What this task involves:
Extract from the listing each line in which the word "year" appears.

Dataset excerpts:
- - - - -

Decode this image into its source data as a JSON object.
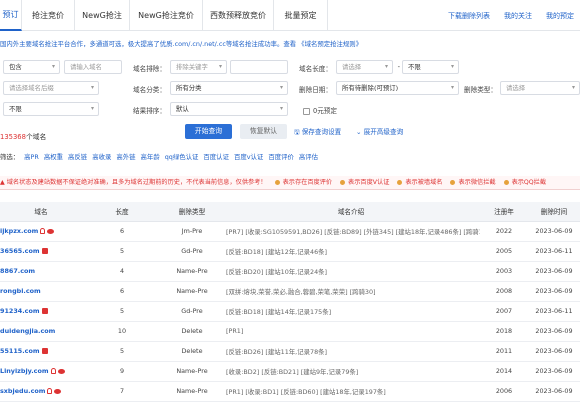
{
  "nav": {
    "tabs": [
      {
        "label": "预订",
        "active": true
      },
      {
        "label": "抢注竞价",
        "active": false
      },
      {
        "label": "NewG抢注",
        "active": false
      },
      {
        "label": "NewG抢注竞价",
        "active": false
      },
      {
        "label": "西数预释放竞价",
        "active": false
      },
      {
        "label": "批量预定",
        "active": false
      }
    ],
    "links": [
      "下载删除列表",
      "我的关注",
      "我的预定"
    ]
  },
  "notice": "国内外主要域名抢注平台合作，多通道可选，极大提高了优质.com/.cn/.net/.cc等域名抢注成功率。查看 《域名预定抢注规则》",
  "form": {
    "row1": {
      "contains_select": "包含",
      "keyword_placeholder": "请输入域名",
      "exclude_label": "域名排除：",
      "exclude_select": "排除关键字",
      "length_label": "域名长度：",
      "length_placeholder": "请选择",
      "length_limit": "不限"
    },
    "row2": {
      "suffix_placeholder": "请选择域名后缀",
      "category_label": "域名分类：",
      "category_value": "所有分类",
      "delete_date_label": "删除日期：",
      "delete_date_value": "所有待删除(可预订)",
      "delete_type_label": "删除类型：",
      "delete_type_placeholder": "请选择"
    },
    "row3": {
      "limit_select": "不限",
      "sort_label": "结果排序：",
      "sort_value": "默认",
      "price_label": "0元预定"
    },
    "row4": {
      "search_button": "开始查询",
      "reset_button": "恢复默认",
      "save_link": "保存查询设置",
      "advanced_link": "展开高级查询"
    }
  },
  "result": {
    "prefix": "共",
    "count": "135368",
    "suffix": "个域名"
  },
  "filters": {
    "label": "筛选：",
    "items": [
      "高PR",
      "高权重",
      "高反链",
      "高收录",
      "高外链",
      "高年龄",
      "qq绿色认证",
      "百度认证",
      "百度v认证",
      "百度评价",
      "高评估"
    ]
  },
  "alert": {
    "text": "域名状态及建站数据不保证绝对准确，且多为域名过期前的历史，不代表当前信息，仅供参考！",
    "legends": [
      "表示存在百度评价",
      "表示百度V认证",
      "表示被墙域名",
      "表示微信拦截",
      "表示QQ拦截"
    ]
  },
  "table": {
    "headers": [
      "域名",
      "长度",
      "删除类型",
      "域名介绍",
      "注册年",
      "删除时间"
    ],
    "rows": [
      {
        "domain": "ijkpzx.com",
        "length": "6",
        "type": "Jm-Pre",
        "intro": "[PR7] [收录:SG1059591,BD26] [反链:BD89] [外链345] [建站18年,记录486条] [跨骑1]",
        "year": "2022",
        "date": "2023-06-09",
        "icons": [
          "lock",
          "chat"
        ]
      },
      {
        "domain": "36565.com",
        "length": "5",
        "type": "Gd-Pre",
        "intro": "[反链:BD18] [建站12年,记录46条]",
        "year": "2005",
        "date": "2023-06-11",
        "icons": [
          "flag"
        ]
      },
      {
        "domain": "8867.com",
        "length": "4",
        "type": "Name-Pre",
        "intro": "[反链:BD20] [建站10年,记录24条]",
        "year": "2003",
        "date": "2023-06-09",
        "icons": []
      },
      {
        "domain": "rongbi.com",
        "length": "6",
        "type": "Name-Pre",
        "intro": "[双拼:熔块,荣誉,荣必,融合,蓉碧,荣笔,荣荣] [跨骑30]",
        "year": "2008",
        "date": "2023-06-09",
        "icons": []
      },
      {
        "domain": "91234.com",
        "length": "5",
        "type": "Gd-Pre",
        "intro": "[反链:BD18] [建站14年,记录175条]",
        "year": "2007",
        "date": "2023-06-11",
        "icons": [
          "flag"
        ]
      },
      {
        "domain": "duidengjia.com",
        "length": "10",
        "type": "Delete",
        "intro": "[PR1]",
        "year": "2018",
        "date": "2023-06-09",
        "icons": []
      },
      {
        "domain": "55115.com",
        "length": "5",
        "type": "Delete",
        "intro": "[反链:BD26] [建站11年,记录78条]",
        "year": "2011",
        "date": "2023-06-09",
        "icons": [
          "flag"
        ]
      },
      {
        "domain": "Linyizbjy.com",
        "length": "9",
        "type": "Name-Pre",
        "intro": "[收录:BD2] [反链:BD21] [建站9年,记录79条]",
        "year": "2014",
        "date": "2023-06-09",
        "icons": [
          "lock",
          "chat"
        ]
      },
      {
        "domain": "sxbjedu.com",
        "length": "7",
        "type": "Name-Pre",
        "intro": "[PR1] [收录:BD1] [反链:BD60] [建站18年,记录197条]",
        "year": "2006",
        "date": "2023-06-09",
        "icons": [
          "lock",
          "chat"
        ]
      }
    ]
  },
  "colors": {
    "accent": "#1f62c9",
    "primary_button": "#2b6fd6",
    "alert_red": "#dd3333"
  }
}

- - - - -

Output for this exercise:
        "year": "2022",
        "year": "2005",
        "year": "2003",
        "year": "2008",
        "year": "2007",
        "year": "2018",
        "year": "2011",
        "year": "2014",
        "year": "2006",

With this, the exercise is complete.